◆ WRITTEN EXERCISE ◆
In the listing below, how many lines contain the word "conducted"? Please respond with the number only.
══════
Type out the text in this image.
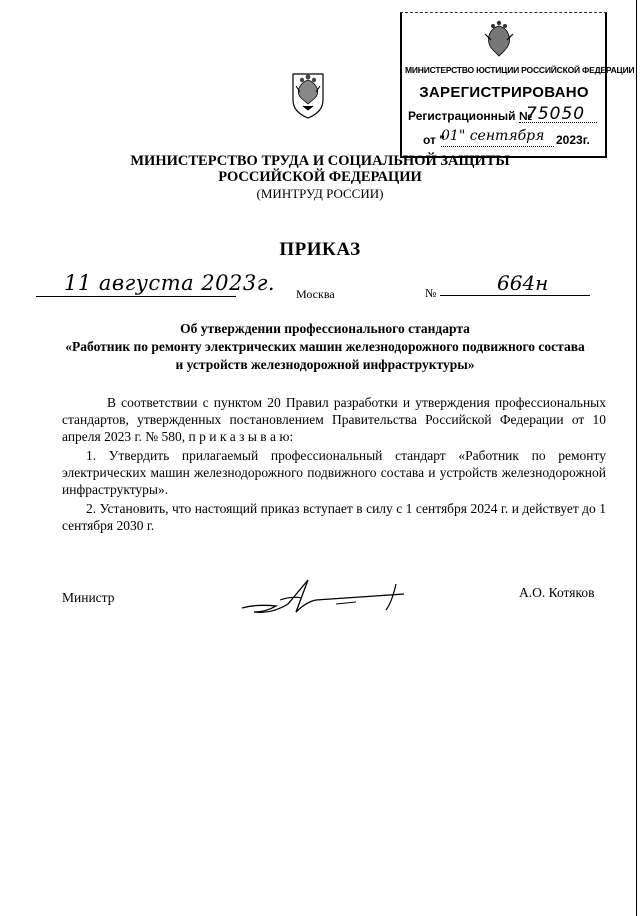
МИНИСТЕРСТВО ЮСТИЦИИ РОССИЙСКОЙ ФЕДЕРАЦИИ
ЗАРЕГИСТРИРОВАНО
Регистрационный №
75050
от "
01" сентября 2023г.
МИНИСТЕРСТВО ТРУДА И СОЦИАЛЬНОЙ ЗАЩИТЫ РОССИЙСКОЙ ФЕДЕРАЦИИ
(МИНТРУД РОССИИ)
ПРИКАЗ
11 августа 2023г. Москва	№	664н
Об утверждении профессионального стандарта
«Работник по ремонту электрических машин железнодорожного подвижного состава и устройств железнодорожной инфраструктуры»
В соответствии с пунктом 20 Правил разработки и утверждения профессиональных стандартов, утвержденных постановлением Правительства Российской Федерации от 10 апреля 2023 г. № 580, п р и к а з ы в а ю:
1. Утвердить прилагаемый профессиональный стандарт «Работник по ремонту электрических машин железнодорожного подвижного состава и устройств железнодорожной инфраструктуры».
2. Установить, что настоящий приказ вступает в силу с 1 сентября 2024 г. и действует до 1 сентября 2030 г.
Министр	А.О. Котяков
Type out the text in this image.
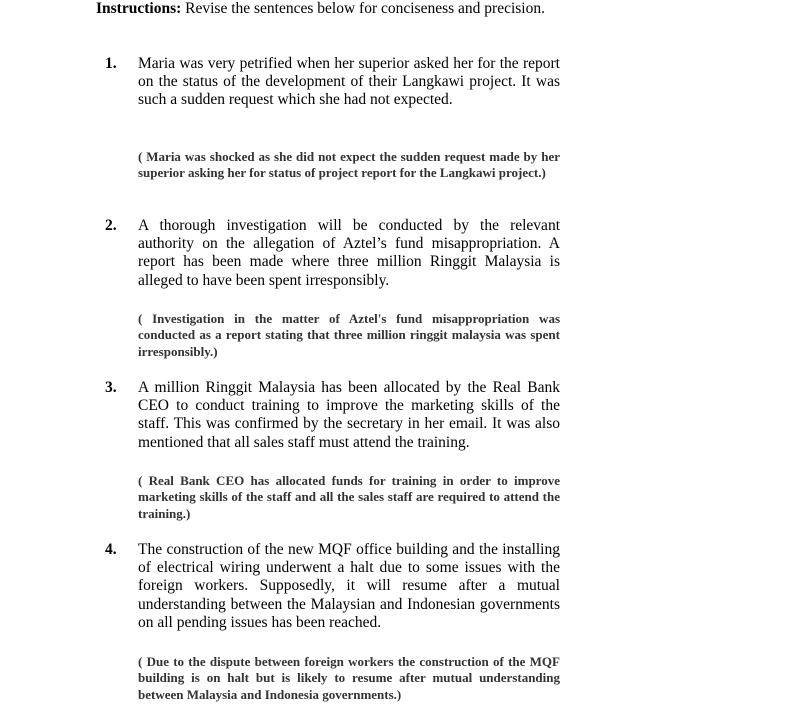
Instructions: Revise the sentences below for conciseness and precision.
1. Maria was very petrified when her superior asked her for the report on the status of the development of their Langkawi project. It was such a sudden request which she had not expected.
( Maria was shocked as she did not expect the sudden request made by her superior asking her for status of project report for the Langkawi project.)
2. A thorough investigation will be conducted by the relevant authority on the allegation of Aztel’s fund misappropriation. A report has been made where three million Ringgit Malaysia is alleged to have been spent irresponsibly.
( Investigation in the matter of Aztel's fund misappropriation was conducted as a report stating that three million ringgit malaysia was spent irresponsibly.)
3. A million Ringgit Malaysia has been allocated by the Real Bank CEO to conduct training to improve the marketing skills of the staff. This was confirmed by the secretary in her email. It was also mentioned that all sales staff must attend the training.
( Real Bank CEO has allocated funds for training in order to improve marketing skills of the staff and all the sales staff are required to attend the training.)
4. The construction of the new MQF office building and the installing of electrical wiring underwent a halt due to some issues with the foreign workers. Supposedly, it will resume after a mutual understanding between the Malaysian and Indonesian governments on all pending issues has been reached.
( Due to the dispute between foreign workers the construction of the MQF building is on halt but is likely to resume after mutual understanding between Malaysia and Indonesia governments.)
══════
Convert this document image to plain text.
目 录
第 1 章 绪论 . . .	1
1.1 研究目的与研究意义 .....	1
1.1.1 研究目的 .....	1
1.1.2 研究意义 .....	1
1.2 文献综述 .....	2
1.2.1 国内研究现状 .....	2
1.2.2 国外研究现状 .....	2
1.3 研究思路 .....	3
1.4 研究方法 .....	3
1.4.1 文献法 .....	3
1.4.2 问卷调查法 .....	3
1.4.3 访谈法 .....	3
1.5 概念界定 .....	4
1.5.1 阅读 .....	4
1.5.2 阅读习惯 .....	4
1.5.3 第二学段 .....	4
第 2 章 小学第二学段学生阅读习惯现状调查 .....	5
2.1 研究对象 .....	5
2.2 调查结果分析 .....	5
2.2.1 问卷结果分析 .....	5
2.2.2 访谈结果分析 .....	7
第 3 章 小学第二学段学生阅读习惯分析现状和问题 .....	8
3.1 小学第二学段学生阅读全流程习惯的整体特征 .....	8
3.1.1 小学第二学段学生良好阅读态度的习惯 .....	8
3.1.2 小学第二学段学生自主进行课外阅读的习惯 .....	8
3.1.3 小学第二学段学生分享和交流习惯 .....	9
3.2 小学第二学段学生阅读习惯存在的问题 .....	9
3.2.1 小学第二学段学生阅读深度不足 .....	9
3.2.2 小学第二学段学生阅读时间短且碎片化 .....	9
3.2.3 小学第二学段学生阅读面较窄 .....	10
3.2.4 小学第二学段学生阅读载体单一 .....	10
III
══════
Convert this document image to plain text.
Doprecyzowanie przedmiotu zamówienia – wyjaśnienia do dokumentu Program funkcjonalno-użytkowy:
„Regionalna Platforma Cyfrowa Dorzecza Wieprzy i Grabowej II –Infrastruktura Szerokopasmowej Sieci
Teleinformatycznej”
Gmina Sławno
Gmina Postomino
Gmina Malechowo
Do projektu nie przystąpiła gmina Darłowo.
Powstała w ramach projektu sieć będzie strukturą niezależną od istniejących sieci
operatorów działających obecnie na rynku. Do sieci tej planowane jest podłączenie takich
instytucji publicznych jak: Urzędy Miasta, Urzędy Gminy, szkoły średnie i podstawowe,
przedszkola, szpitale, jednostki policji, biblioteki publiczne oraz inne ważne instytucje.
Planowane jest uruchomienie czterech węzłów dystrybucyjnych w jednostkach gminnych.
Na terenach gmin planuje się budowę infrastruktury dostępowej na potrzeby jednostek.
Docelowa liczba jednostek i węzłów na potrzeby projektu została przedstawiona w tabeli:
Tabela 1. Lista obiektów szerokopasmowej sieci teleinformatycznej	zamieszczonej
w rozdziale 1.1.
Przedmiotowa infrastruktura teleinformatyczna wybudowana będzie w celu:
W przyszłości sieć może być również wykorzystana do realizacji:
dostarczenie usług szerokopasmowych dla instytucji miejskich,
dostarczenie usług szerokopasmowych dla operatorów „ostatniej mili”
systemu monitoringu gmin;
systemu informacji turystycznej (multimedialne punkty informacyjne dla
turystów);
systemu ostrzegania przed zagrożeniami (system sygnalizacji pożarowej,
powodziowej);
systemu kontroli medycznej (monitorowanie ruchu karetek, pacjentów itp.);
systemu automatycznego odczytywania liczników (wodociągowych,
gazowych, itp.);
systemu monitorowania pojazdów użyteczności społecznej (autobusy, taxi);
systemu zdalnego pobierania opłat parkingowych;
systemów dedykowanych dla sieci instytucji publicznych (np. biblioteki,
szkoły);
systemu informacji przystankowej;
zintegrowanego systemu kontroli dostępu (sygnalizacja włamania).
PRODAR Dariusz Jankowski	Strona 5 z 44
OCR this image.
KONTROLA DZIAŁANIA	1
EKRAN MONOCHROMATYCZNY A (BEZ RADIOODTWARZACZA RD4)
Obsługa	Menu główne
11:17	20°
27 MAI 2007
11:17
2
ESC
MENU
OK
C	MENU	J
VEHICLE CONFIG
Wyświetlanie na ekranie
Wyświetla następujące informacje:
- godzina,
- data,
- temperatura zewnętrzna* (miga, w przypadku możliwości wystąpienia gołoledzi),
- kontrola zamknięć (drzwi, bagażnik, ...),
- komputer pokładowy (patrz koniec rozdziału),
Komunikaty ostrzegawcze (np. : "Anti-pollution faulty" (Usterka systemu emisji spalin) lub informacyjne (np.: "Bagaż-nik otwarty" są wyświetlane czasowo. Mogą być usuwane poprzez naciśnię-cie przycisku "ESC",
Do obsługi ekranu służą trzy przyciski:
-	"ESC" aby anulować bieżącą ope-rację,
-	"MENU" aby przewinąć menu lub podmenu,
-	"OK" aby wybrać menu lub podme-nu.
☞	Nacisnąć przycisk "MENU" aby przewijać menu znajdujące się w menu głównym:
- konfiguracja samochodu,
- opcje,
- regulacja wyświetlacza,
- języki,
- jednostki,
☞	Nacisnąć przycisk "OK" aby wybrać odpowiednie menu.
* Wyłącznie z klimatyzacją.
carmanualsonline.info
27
══════
◆ EXERCISE OUTPUT ◆
2